▶ _TEXT_:
-*-

Monday, 13 May 2013

Spring catch up - some recent images from around York

You maybe wouldn't know it but Spring has finally sprung and although as I write this after a weekend of mainly wet weather, we've had a few sunny days up in Yorkshire haven't we? Yes we have .... about 7 so far I reckon! Oh well, here's to another hit and miss English summer but hey we should be used to it by now and whilst many might continue to agonise over global weather phenomena, I'm just glad to be alive to experience another Spring, to see flowers sprouting, trees budding and birds singing and making merry once again.

Here's the first of 2 posts featuring some choice Spring pics from my recent wanderings, not that I've wandered any further than good old Yorkshire!


Peacock Butterfly
This Peacock Butterfly perched on a Hazel Catkin was taken a couple of weeks ago at Askham Bog on the kind of day when the sun really did shine and we all expected to be short trousers and t shirts until the football season starts again!

















No butterflies on this Willow Blossom at Wheldrake Ings a few weeks ago but striking nonetheless with that windswept blue sky as a backdrop.



















Back in April I dropped into the Heslington East site on the university campus here in York and got lucky with a passing Common Tern, it never came quite near enough for a really good shot but I like seeing birds slightly out of context and this migrant floating around the lake next to 100s of oblivious students certainly fits that bill.











Pair of Redshanks getting it on at York Uni!

Not so much 'out of context',  more surprising and encouraging were this pair of Redshanks caught mating on the same site ...... not that students at York Uni need much in the way of sex ed!

-*-

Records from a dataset

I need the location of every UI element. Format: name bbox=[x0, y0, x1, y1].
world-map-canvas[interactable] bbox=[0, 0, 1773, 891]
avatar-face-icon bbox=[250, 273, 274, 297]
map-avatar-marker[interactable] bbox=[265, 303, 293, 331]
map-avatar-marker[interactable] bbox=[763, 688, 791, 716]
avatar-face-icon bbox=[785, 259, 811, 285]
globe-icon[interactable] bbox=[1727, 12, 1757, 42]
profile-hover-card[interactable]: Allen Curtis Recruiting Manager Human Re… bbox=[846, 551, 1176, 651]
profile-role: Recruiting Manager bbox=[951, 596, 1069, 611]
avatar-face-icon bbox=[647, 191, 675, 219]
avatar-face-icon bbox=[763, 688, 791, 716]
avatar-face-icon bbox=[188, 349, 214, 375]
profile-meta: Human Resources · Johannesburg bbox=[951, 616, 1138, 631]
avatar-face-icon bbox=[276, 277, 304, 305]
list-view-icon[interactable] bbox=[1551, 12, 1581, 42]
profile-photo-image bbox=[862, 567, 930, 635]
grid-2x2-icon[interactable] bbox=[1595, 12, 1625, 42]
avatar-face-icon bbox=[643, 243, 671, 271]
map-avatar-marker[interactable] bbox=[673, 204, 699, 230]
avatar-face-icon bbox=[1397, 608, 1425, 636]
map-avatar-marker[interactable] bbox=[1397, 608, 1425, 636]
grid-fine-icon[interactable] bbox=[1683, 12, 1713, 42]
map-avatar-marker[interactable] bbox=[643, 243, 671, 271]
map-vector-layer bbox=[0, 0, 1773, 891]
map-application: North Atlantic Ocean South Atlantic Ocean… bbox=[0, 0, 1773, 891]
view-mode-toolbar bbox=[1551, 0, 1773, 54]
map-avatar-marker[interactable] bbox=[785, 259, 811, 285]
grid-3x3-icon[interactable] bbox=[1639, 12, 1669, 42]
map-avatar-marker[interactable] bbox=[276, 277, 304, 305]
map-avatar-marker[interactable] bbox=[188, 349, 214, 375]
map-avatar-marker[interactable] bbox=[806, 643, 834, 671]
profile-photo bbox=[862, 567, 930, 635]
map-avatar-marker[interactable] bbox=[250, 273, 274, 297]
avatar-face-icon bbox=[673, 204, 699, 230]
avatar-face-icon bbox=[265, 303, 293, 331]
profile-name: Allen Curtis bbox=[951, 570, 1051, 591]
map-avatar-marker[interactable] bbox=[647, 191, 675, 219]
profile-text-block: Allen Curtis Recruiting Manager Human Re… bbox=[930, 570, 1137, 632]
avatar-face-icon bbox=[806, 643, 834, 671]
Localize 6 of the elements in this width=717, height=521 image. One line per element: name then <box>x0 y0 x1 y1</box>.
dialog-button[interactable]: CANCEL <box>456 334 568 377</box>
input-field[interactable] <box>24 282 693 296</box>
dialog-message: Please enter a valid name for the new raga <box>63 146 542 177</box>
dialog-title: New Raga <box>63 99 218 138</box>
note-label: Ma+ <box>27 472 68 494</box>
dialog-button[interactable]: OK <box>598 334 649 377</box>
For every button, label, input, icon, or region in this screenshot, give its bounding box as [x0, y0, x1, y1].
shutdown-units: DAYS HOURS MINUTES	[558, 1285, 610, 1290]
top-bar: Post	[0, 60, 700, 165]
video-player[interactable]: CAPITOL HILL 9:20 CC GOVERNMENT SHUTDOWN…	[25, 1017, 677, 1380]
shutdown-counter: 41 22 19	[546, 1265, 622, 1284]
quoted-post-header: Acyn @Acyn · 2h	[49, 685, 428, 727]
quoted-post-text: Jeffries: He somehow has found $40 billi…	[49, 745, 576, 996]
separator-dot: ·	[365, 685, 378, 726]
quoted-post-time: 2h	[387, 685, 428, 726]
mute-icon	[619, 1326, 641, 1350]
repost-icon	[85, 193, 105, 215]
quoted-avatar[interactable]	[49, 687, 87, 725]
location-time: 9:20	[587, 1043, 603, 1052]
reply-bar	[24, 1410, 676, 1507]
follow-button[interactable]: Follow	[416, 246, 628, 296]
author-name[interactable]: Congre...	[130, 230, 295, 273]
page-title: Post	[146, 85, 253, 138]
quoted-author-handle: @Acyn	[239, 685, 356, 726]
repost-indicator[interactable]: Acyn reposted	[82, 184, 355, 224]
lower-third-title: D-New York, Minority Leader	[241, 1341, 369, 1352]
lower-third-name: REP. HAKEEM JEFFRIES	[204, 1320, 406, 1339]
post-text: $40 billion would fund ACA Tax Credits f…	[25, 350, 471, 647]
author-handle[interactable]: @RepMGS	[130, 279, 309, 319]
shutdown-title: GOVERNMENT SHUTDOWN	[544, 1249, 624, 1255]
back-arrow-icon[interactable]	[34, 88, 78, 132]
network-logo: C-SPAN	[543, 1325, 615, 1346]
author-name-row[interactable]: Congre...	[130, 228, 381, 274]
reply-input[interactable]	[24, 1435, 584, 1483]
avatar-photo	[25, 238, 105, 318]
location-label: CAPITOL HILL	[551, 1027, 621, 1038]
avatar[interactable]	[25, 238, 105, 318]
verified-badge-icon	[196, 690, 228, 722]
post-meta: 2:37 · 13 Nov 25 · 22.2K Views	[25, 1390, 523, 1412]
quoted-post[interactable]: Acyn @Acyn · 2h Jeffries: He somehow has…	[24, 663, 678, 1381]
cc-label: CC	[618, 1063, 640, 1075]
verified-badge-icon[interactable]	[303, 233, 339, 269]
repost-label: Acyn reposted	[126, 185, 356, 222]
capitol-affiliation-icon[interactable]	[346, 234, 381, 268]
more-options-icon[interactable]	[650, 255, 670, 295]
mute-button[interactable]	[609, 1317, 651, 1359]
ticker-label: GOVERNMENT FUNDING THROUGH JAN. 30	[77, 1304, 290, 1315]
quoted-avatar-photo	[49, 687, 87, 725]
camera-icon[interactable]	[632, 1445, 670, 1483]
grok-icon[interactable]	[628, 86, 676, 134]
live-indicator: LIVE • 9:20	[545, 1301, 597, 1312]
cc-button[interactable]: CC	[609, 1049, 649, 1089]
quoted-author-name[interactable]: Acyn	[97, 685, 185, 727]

-*-

▶ _WHAT TO DO_:
Could you carry the blog post about spring photos from around York further on from its last sentence?

▶ _OUTPUT FOR THIS EXERCISE_:
Amazingly there were 25 plus Wheatears recorded on this same site on the same day, I saw 6, but in most years I'm happy just to see 1 or 2 in the York area. Not sure why this has been such a bumper year for these handsome harbingers of Spring or even if its been the same story elsewhere in the UK but I'm sure someone will tell me. Maybe the strong winds from the South in April just funnelled and concentrated them through these parts more than usual?

This striking male (pics right & below) was one of 16 counted in just one ploughed field on Langwith Stray, just a couple of miles outside of York. As with many migrating bird species its usually the males that form the vanguard in order to make an early start on establishing a territory.

 
Back on Askham Bog, although its been a slow old process but the flowers are beginning to bloom now and at last the trees are leafy green again, I'll be doing a special post on some of the unique plant and insect life on the bog at some point later in the season but here's a few pics from last month of typical 'bog birds' enjoying the Spring!


Displaying Wren


Reed Bunting in full breeding plumage

 Displaying Sparrowhawks  ... look at the size difference! (female is the big one)

Singing Robin


Enjoy the Spring, its out there somewhere!